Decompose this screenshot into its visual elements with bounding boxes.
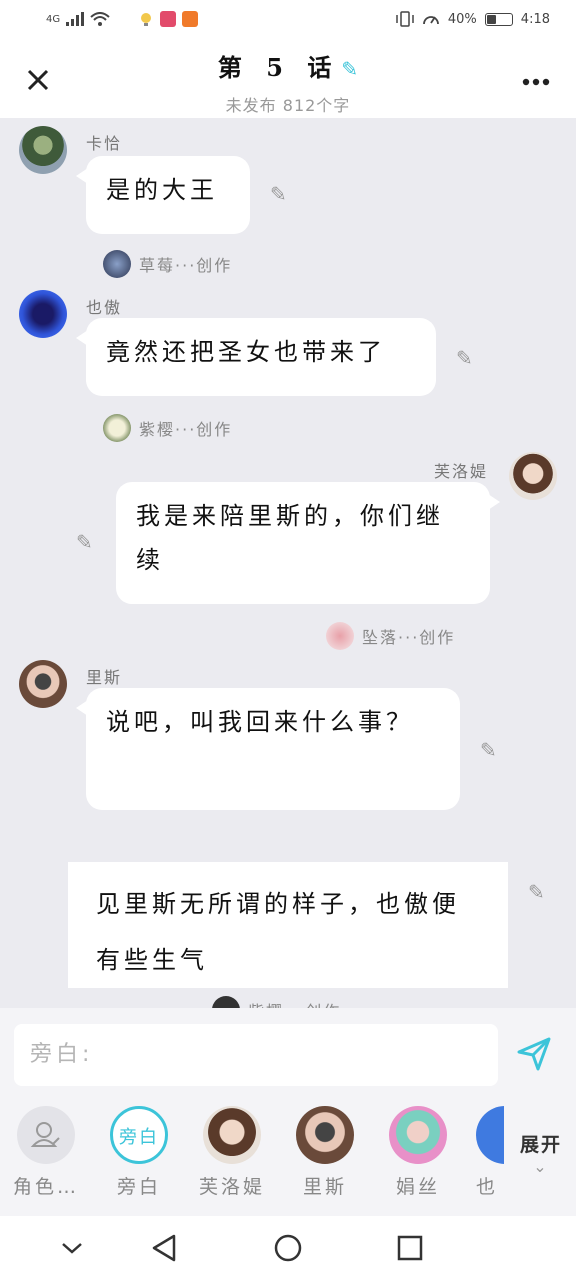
credit-line: 草莓···创作 — [103, 250, 232, 278]
narration-block[interactable]: 见里斯无所谓的样子，也傲便有些生气 — [68, 862, 508, 988]
message-bubble[interactable]: 我是来陪里斯的，你们继续 — [116, 482, 500, 604]
edit-message-icon[interactable]: ✎ — [456, 346, 473, 370]
speaker-name: 里斯 — [86, 668, 123, 687]
narration-text: 见里斯无所谓的样子，也傲便有些生气 — [96, 890, 460, 974]
chevron-down-icon: ⌄ — [533, 1157, 549, 1176]
battery-icon — [484, 12, 513, 26]
video-app-icon — [182, 11, 199, 27]
header: 第 5 话 ✎ 未发布 812个字 — [0, 40, 576, 118]
avatar[interactable] — [19, 126, 67, 174]
narration-input[interactable]: 旁白: — [14, 1024, 498, 1086]
avatar — [326, 622, 354, 650]
message-text: 我是来陪里斯的，你们继续 — [136, 502, 444, 574]
role-option[interactable]: 里斯 — [290, 1106, 360, 1199]
page-title: 第 5 话 — [217, 53, 340, 82]
message-bubble[interactable]: 竟然还把圣女也带来了 — [76, 318, 436, 396]
network-label: 4G — [46, 13, 61, 25]
role-option[interactable]: 也 — [476, 1106, 504, 1199]
publish-status: 未发布 812个字 — [225, 96, 351, 115]
speaker-name: 也傲 — [86, 298, 123, 317]
avatar[interactable] — [509, 452, 557, 500]
system-nav-bar — [0, 1216, 576, 1280]
send-button[interactable] — [516, 1036, 552, 1072]
chat-area[interactable]: 卡恰 是的大王 ✎ 草莓···创作 也傲 竟然还把圣女也带来了 ✎ 紫樱···创… — [0, 118, 576, 1008]
status-bar: 4G 40% 4:18 — [0, 0, 576, 40]
avatar — [103, 414, 131, 442]
narration-badge: 旁白 — [119, 1127, 159, 1148]
clock: 4:18 — [520, 11, 550, 27]
composer: 旁白: — [0, 1008, 576, 1100]
edit-message-icon[interactable]: ✎ — [270, 182, 287, 206]
speaker-name: 卡恰 — [86, 134, 123, 153]
message-text: 竟然还把圣女也带来了 — [106, 338, 386, 366]
app-notification-icon — [160, 11, 177, 27]
recents-icon[interactable] — [392, 1230, 428, 1266]
send-icon — [517, 1037, 551, 1071]
edit-message-icon[interactable]: ✎ — [76, 530, 93, 554]
battery-percent: 40% — [447, 11, 477, 27]
speed-gauge-icon — [422, 16, 439, 25]
more-icon — [522, 78, 550, 86]
avatar — [389, 1106, 447, 1164]
signal-icon — [66, 12, 85, 26]
hide-keyboard-icon[interactable] — [54, 1230, 90, 1266]
message-text: 是的大王 — [106, 176, 218, 204]
avatar[interactable] — [19, 660, 67, 708]
role-option[interactable]: 娟丝 — [383, 1106, 453, 1199]
edit-narration-icon[interactable]: ✎ — [528, 880, 545, 904]
home-icon[interactable] — [270, 1230, 306, 1266]
credit-line: 坠落···创作 — [326, 622, 455, 650]
credit-line: 紫樱···创作 — [103, 414, 232, 442]
avatar — [212, 996, 240, 1008]
role-option[interactable]: 角色… — [11, 1106, 81, 1199]
avatar — [296, 1106, 354, 1164]
more-menu-button[interactable] — [522, 68, 550, 88]
edit-title-icon[interactable]: ✎ — [341, 57, 358, 81]
avatar — [476, 1106, 504, 1164]
add-character-icon — [30, 1122, 60, 1147]
title-area[interactable]: 第 5 话 ✎ — [0, 48, 576, 83]
speaker-name: 芙洛媞 — [434, 462, 489, 481]
credit-line: 紫樱···创作 — [212, 996, 341, 1008]
expand-button[interactable]: 展开 ⌄ — [520, 1130, 562, 1176]
role-option-narration[interactable]: 旁白 旁白 — [104, 1106, 174, 1199]
wifi-icon — [90, 12, 110, 26]
edit-message-icon[interactable]: ✎ — [480, 738, 497, 762]
message-bubble[interactable]: 是的大王 — [76, 156, 250, 234]
avatar — [103, 250, 131, 278]
back-icon[interactable] — [146, 1230, 182, 1266]
avatar[interactable] — [19, 290, 67, 338]
role-option[interactable]: 芙洛媞 — [197, 1106, 267, 1199]
vibrate-icon — [396, 11, 414, 27]
message-bubble[interactable]: 说吧，叫我回来什么事？ — [76, 688, 460, 810]
avatar — [203, 1106, 261, 1164]
message-text: 说吧，叫我回来什么事？ — [106, 708, 414, 736]
lightbulb-icon — [141, 13, 152, 26]
role-picker: 角色… 旁白 旁白 芙洛媞 里斯 娟丝 也 展开 ⌄ — [0, 1100, 576, 1216]
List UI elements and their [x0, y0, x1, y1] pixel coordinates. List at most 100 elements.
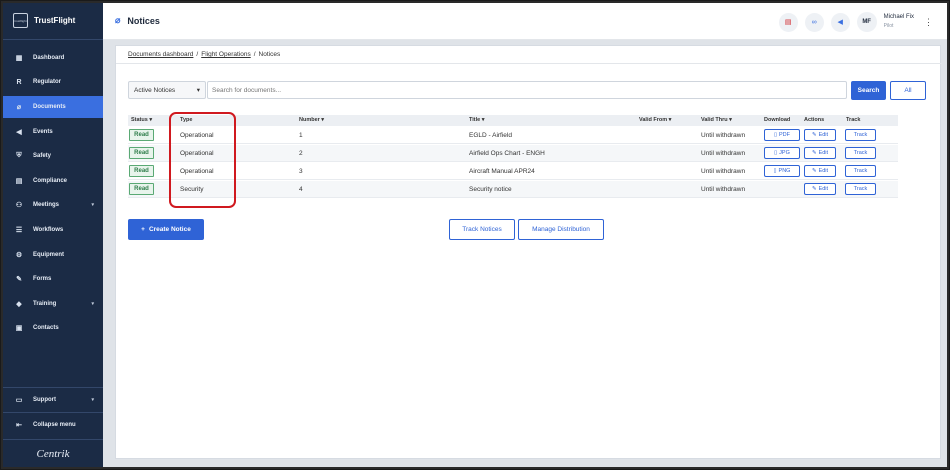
breadcrumb-divider — [116, 63, 942, 64]
edit-button[interactable]: ✎ Edit — [804, 147, 836, 159]
breadcrumb-flight-operations[interactable]: Flight Operations — [201, 51, 251, 58]
cell-title[interactable]: Security notice — [469, 186, 512, 193]
breadcrumb-current: Notices — [258, 51, 281, 58]
column-header-title[interactable]: Title ▾ — [469, 117, 485, 123]
user-name: Michael Fix — [883, 14, 914, 20]
search-input[interactable] — [207, 81, 847, 99]
topbar-actions: ▤ ∞ ◀ MF Michael Fix Pilot ⋮ — [778, 12, 933, 32]
column-header-valid-from[interactable]: Valid From ▾ — [639, 117, 671, 123]
track-button[interactable]: Track — [845, 129, 876, 141]
cell-valid-thru: Until withdrawn — [701, 150, 746, 157]
equipment-icon: ⚙ — [15, 252, 23, 259]
table-header: Status ▾ Type Number ▾ Title ▾ Valid Fro… — [128, 115, 898, 126]
sidebar-item-training[interactable]: ◆ Training ▾ — [3, 293, 103, 315]
breadcrumb-separator: / — [196, 51, 199, 58]
sidebar-item-meetings[interactable]: ⚇ Meetings ▾ — [3, 194, 103, 216]
sidebar-item-contacts[interactable]: ▣ Contacts — [3, 317, 103, 339]
column-header-download: Download — [764, 117, 791, 123]
create-notice-button[interactable]: + Create Notice — [128, 219, 204, 240]
graduation-cap-icon: ◆ — [16, 301, 22, 308]
track-notices-button[interactable]: Track Notices — [449, 219, 515, 240]
edit-label: Edit — [818, 186, 829, 192]
download-button[interactable]: ▯ PNG — [764, 165, 800, 177]
topbar: ⌀ Notices ▤ ∞ ◀ MF Michael Fix Pilot ⋮ — [103, 3, 947, 40]
edit-button[interactable]: ✎ Edit — [804, 129, 836, 141]
sidebar-item-events[interactable]: ◀ Events — [3, 121, 103, 143]
status-badge: Read — [129, 147, 154, 159]
edit-button[interactable]: ✎ Edit — [804, 165, 836, 177]
cell-valid-thru: Until withdrawn — [701, 186, 746, 193]
cell-number: 3 — [299, 168, 303, 175]
sidebar-item-documents[interactable]: ⌀ Documents — [3, 96, 103, 118]
download-format: PDF — [779, 132, 791, 138]
sidebar-item-safety[interactable]: ⛨ Safety — [3, 145, 103, 167]
sidebar-item-dashboard[interactable]: ▦ Dashboard — [3, 47, 103, 69]
clipboard-icon: ▤ — [15, 178, 23, 185]
cell-title[interactable]: EGLD - Airfield — [469, 132, 512, 139]
cell-number: 2 — [299, 150, 303, 157]
column-header-valid-thru[interactable]: Valid Thru ▾ — [701, 117, 732, 123]
meetings-icon: ⚇ — [15, 202, 23, 209]
sidebar-item-equipment[interactable]: ⚙ Equipment — [3, 244, 103, 266]
plus-icon: + — [141, 226, 145, 233]
search-button[interactable]: Search — [851, 81, 886, 100]
cell-title[interactable]: Aircraft Manual APR24 — [469, 168, 535, 175]
collapse-menu-label: Collapse menu — [33, 422, 76, 428]
filter-selected-value: Active Notices — [134, 86, 176, 94]
status-badge: Read — [129, 165, 154, 177]
track-button[interactable]: Track — [845, 147, 876, 159]
file-icon: ▯ — [774, 150, 778, 156]
all-button[interactable]: All — [890, 81, 926, 100]
sidebar-item-compliance[interactable]: ▤ Compliance — [3, 170, 103, 192]
cell-valid-thru: Until withdrawn — [701, 132, 746, 139]
collapse-icon: ⇤ — [16, 422, 22, 429]
download-button[interactable]: ▯ JPG — [764, 147, 800, 159]
link-icon[interactable]: ∞ — [804, 12, 824, 32]
paperclip-icon: ⌀ — [16, 104, 22, 111]
brand-logo[interactable]: trustflight TrustFlight — [13, 13, 75, 28]
avatar[interactable]: MF — [856, 12, 877, 32]
sidebar-item-label: Training — [33, 301, 57, 307]
breadcrumb-documents-dashboard[interactable]: Documents dashboard — [128, 51, 193, 58]
sidebar: trustflight TrustFlight ▦ Dashboard R Re… — [3, 3, 103, 467]
manage-distribution-button[interactable]: Manage Distribution — [518, 219, 604, 240]
edit-icon: ✎ — [811, 168, 817, 174]
chevron-down-icon: ▾ — [91, 397, 94, 403]
document-alert-icon[interactable]: ▤ — [778, 12, 798, 32]
shield-icon: ⛨ — [16, 152, 22, 159]
cell-valid-thru: Until withdrawn — [701, 168, 746, 175]
table-row[interactable]: Read Security 4 Security notice Until wi… — [128, 181, 898, 198]
megaphone-icon[interactable]: ◀ — [830, 12, 850, 32]
chevron-down-icon: ▾ — [91, 202, 94, 208]
cell-number: 4 — [299, 186, 303, 193]
sidebar-item-label: Forms — [33, 276, 52, 282]
user-info[interactable]: Michael Fix Pilot — [884, 13, 914, 31]
edit-label: Edit — [818, 132, 829, 138]
sidebar-item-label: Safety — [33, 153, 52, 159]
download-button[interactable]: ▯ PDF — [764, 129, 800, 141]
collapse-menu-button[interactable]: ⇤ Collapse menu — [3, 414, 103, 436]
track-button[interactable]: Track — [845, 165, 876, 177]
sidebar-item-workflows[interactable]: ☰ Workflows — [3, 219, 103, 241]
column-header-number[interactable]: Number ▾ — [299, 117, 324, 123]
sidebar-item-regulator[interactable]: R Regulator — [3, 71, 103, 93]
table-row[interactable]: Read Operational 3 Aircraft Manual APR24… — [128, 163, 898, 180]
edit-button[interactable]: ✎ Edit — [804, 183, 836, 195]
column-header-track: Track — [846, 117, 861, 123]
sidebar-item-label: Workflows — [33, 227, 64, 233]
workflow-icon: ☰ — [15, 227, 23, 234]
sidebar-item-label: Dashboard — [33, 55, 65, 61]
column-header-status[interactable]: Status ▾ — [131, 117, 152, 123]
sidebar-item-forms[interactable]: ✎ Forms — [3, 268, 103, 290]
table-row[interactable]: Read Operational 1 EGLD - Airfield Until… — [128, 127, 898, 144]
status-badge: Read — [129, 183, 154, 195]
cell-title[interactable]: Airfield Ops Chart - ENGH — [469, 150, 545, 157]
more-options-icon[interactable]: ⋮ — [924, 17, 933, 28]
type-column-highlight — [169, 112, 236, 208]
table-row[interactable]: Read Operational 2 Airfield Ops Chart - … — [128, 145, 898, 162]
sidebar-item-support[interactable]: ▭ Support ▾ — [3, 389, 103, 411]
notice-filter-select[interactable]: Active Notices ▾ — [128, 81, 206, 99]
track-button[interactable]: Track — [845, 183, 876, 195]
sidebar-divider — [3, 39, 103, 40]
edit-icon: ✎ — [811, 186, 817, 192]
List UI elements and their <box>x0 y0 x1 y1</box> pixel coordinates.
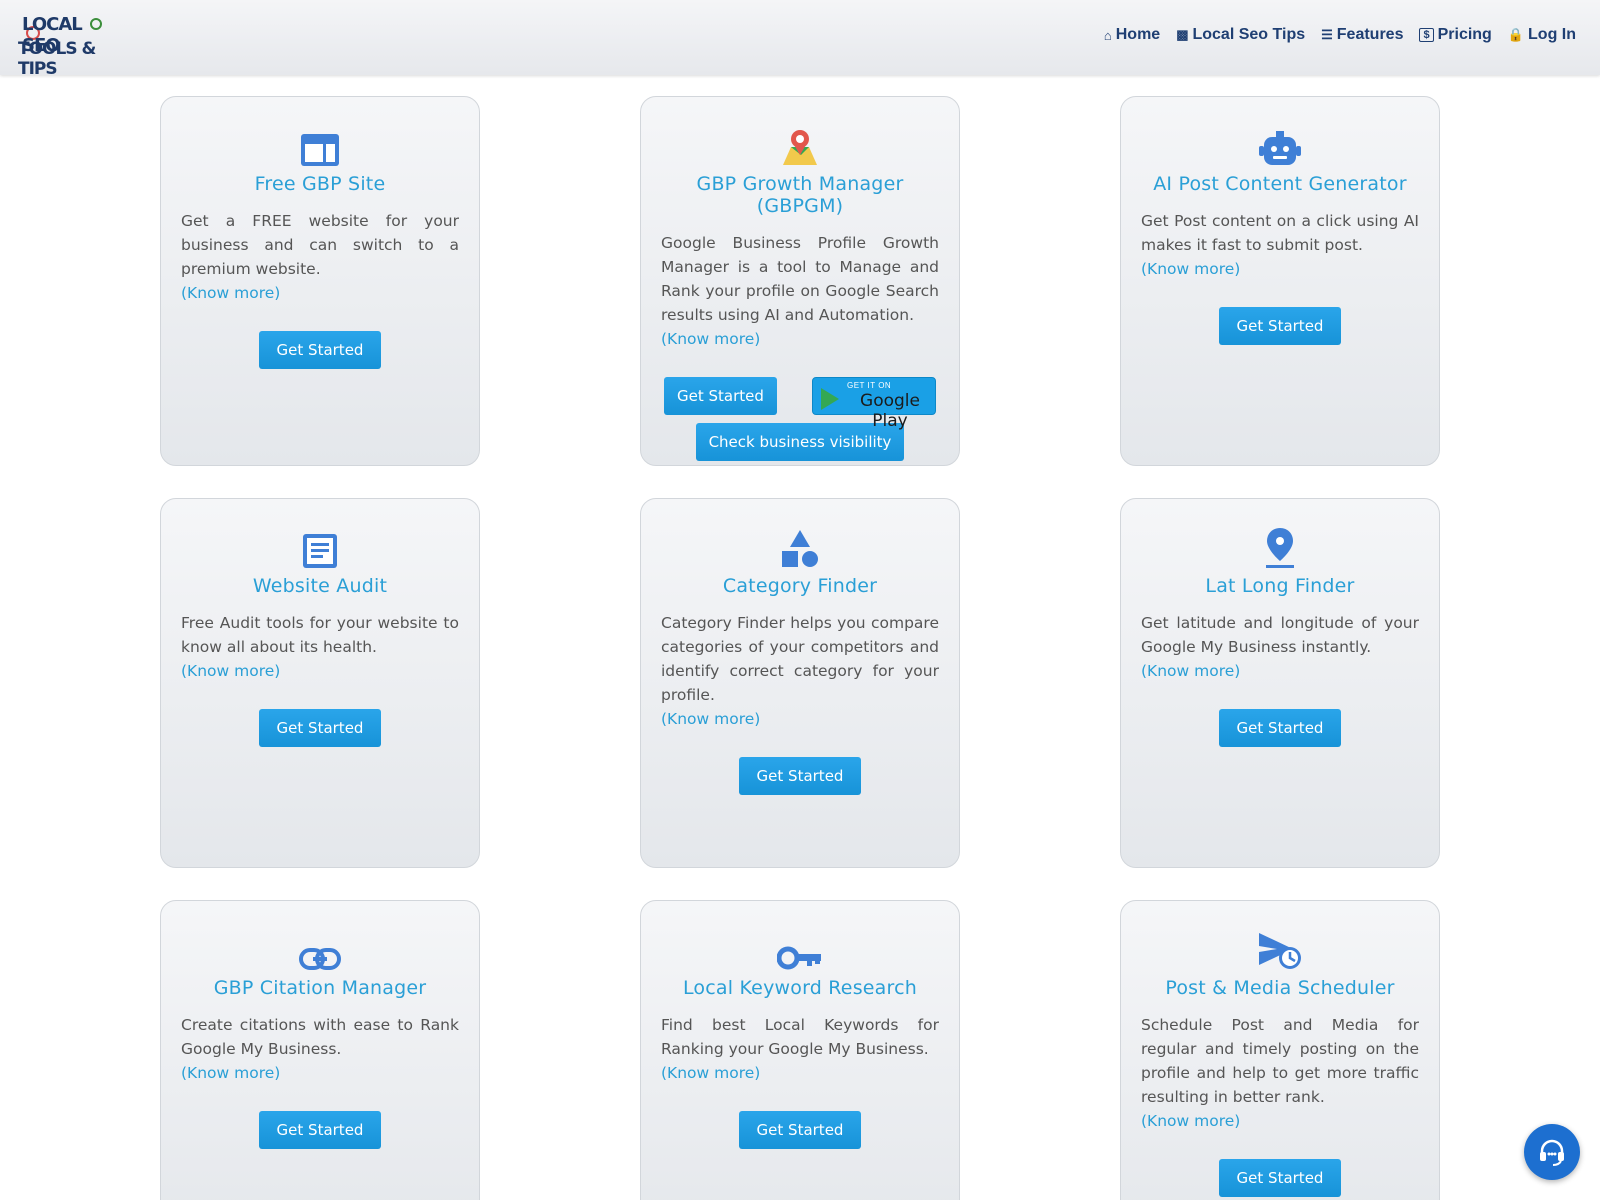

__________

# Written problem:
Reproduce exactly the records that begin with the line containing "breadcrumb-divider — [116, 63, 942, 64]" and end with the line containing "topbar-actions: ▤ ∞", both of those lines included.

# The solution:
breadcrumb-divider — [116, 63, 942, 64]
edit-button[interactable]: ✎ Edit — [804, 147, 836, 159]
breadcrumb-flight-operations[interactable]: Flight Operations — [201, 51, 251, 58]
cell-title[interactable]: Security notice — [469, 186, 512, 193]
breadcrumb-current: Notices — [258, 51, 281, 58]
column-header-title[interactable]: Title ▾ — [469, 117, 485, 123]
user-name: Michael Fix — [883, 14, 914, 20]
search-input[interactable] — [207, 81, 847, 99]
topbar-actions: ▤ ∞ ◀ MF Michael Fix Pilot ⋮ — [778, 12, 933, 32]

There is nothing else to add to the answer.